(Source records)
-- start --
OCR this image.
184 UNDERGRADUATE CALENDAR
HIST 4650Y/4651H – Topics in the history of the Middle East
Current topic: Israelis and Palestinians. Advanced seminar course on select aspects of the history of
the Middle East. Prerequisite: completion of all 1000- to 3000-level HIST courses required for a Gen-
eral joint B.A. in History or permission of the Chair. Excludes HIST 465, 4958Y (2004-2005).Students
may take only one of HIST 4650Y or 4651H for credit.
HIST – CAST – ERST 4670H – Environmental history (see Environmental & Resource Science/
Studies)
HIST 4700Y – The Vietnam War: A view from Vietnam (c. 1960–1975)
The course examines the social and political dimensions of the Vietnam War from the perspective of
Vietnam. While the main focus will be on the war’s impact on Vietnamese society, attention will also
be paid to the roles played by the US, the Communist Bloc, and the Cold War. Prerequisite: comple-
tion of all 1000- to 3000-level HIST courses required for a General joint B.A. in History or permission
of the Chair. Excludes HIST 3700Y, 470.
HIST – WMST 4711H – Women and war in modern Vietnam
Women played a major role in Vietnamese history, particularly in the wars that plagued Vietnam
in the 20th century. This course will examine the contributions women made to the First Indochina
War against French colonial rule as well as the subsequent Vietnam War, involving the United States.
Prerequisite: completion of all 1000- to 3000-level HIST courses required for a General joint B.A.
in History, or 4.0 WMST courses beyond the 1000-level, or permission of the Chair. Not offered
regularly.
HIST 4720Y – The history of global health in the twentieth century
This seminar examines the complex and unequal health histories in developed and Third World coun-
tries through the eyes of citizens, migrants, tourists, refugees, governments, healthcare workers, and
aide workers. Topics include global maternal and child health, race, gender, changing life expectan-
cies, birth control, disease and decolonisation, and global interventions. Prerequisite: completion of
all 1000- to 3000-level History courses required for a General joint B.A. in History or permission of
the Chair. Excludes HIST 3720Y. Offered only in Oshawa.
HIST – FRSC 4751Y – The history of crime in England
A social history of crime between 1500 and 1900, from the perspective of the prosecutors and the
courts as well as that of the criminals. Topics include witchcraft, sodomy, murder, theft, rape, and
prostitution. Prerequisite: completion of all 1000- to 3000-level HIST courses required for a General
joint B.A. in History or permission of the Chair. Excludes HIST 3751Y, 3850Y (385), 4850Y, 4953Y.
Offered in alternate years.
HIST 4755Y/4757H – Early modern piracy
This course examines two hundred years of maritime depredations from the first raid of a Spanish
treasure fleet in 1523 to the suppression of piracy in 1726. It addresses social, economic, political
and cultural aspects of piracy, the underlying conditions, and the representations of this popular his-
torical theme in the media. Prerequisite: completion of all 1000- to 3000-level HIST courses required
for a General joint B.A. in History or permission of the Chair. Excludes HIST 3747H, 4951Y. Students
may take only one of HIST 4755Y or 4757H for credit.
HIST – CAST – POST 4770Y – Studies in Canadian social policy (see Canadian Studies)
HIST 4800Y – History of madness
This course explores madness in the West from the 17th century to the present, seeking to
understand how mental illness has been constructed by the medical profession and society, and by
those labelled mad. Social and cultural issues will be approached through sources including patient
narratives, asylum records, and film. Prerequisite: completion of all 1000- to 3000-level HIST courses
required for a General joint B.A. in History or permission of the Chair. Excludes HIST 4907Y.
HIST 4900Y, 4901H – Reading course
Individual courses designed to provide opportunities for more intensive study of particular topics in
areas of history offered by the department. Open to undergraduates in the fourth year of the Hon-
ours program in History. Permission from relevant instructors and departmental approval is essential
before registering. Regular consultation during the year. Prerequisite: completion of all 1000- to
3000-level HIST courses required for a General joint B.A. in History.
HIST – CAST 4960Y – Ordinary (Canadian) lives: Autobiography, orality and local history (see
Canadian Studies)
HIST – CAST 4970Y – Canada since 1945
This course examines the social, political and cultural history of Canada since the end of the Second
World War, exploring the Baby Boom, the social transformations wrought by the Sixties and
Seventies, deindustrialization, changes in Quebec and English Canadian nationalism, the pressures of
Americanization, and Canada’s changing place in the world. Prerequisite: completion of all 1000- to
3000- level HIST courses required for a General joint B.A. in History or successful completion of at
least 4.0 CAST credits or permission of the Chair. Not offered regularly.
-- end --
-- start --
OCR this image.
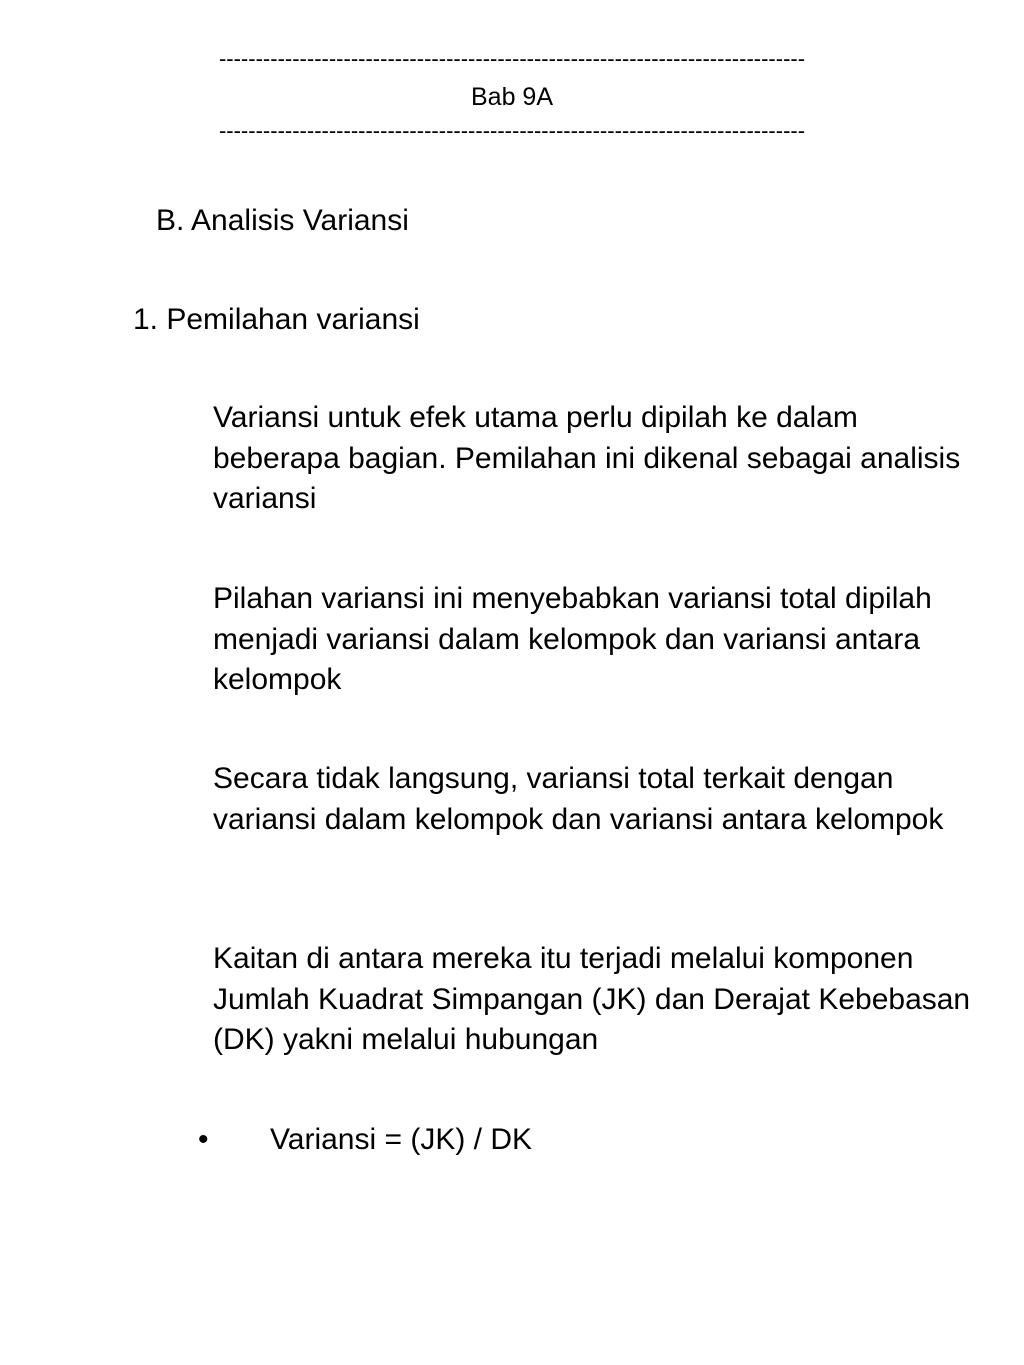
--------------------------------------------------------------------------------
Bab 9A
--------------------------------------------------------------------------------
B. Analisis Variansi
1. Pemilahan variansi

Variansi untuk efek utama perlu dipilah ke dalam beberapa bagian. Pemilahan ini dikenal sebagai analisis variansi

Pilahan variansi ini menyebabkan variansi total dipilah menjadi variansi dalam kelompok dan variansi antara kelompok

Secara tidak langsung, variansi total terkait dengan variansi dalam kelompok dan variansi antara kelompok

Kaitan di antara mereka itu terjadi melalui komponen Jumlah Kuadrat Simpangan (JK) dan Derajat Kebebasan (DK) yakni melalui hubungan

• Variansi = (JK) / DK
-- end --
-- start --
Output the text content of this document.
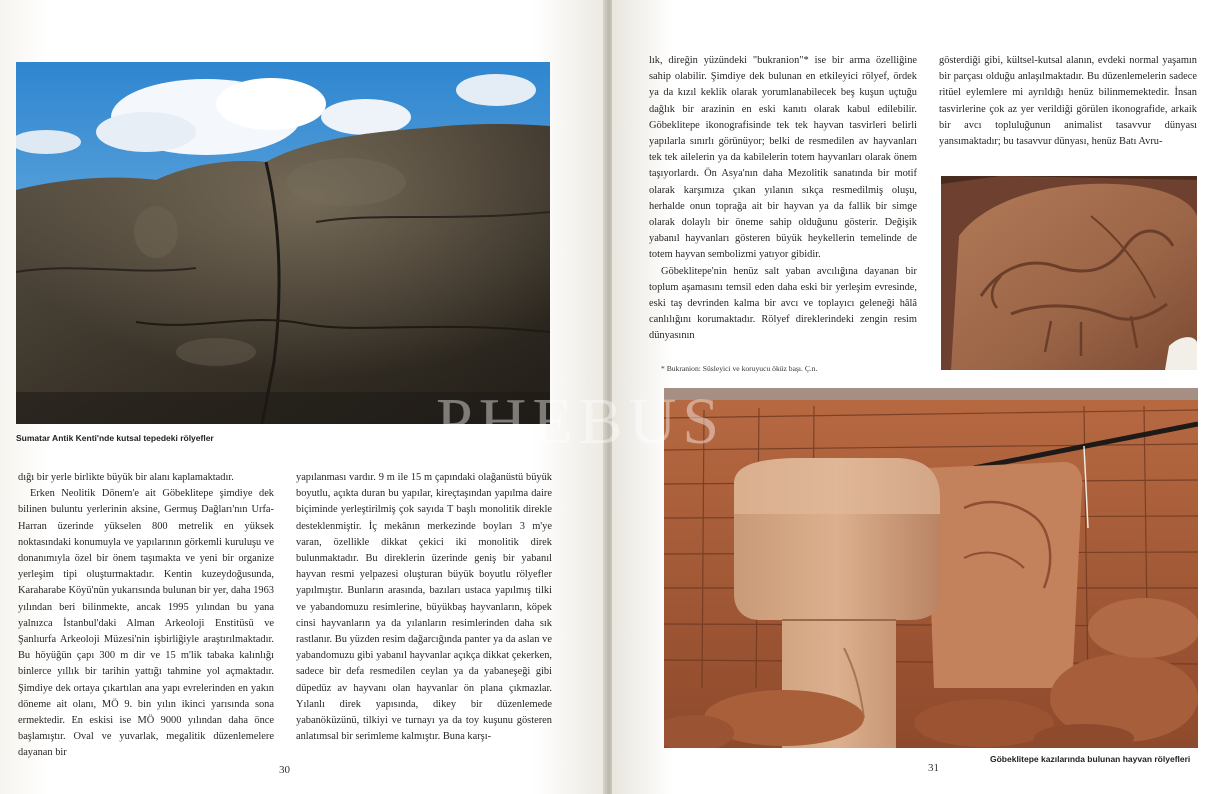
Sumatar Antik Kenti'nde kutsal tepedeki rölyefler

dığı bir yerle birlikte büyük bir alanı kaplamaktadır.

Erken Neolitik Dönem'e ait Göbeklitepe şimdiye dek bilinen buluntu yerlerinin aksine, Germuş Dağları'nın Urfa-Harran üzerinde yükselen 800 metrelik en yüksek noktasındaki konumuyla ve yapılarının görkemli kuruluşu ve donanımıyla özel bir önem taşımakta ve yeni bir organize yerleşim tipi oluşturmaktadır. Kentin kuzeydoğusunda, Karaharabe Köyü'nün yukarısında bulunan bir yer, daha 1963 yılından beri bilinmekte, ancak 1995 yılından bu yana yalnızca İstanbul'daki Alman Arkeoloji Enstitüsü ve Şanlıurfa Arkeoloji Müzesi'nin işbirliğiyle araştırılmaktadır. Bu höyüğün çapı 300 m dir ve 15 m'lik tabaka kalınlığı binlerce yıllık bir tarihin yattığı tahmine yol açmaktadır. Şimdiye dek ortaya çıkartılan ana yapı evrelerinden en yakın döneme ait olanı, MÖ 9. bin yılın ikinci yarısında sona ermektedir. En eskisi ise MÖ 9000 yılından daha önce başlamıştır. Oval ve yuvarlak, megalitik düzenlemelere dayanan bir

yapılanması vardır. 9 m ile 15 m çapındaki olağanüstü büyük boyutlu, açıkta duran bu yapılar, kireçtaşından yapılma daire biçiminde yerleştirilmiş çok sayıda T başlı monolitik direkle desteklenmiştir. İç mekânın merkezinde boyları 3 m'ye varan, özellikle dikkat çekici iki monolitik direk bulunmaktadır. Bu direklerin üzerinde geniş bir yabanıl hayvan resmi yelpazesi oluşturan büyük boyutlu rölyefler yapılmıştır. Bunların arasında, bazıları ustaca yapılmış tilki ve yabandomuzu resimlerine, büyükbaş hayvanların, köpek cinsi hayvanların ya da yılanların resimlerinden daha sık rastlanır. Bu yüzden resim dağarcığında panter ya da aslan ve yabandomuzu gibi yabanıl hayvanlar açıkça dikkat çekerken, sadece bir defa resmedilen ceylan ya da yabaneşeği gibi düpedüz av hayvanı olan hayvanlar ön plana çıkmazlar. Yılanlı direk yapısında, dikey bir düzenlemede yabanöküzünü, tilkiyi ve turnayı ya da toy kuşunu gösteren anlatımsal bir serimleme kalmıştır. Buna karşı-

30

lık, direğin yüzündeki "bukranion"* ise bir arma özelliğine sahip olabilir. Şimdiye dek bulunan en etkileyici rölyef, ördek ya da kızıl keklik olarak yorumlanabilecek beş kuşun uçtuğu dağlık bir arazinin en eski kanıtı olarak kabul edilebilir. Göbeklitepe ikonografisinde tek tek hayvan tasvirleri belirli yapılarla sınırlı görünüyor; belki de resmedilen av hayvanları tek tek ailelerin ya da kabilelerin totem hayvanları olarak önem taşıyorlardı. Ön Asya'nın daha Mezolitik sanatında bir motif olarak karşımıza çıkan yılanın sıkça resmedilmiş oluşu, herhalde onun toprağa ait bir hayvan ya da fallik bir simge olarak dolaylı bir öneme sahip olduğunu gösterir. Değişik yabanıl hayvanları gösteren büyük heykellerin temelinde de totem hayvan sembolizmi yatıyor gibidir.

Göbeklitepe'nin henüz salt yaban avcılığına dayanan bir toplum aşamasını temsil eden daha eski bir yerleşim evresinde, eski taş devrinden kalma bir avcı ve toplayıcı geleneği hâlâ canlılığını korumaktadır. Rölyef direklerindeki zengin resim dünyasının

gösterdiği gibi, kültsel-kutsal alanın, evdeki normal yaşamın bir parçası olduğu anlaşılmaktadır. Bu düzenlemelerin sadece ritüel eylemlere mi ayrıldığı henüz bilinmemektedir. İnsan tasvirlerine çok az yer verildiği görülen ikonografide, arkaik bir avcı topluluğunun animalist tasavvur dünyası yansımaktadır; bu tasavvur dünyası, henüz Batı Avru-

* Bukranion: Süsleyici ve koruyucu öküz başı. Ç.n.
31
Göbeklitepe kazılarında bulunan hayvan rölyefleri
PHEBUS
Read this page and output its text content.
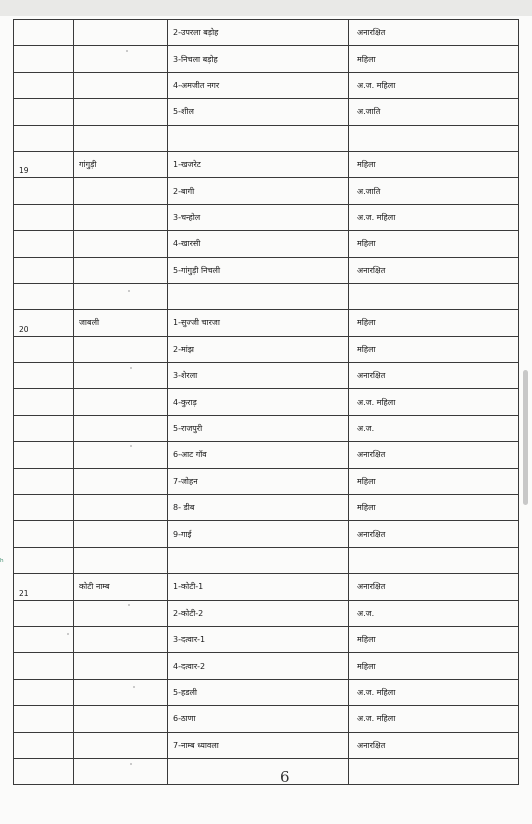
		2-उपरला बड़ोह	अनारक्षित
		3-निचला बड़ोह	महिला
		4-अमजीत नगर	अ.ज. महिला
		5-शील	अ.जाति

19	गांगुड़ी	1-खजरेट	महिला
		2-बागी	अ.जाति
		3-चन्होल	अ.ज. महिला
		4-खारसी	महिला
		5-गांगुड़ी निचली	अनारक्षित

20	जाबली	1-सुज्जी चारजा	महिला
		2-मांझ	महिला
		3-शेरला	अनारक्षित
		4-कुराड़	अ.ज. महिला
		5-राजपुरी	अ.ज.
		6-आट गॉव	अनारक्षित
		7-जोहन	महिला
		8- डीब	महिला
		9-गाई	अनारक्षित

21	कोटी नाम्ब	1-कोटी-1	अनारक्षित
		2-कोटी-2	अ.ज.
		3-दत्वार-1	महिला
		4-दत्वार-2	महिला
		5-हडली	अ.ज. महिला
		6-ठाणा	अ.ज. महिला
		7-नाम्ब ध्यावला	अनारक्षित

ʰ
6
-- end --
**WHAT IS BEING ASKED:** Each line that holds the word "will" is to be copied.

**WRITTEN SOLUTION:**
Vietnam. While the main focus will be on the war’s impact on Vietnamese society, attention will also
in the 20th century. This course will examine the contributions women made to the First Indochina
those labelled mad. Social and cultural issues will be approached through sources including patient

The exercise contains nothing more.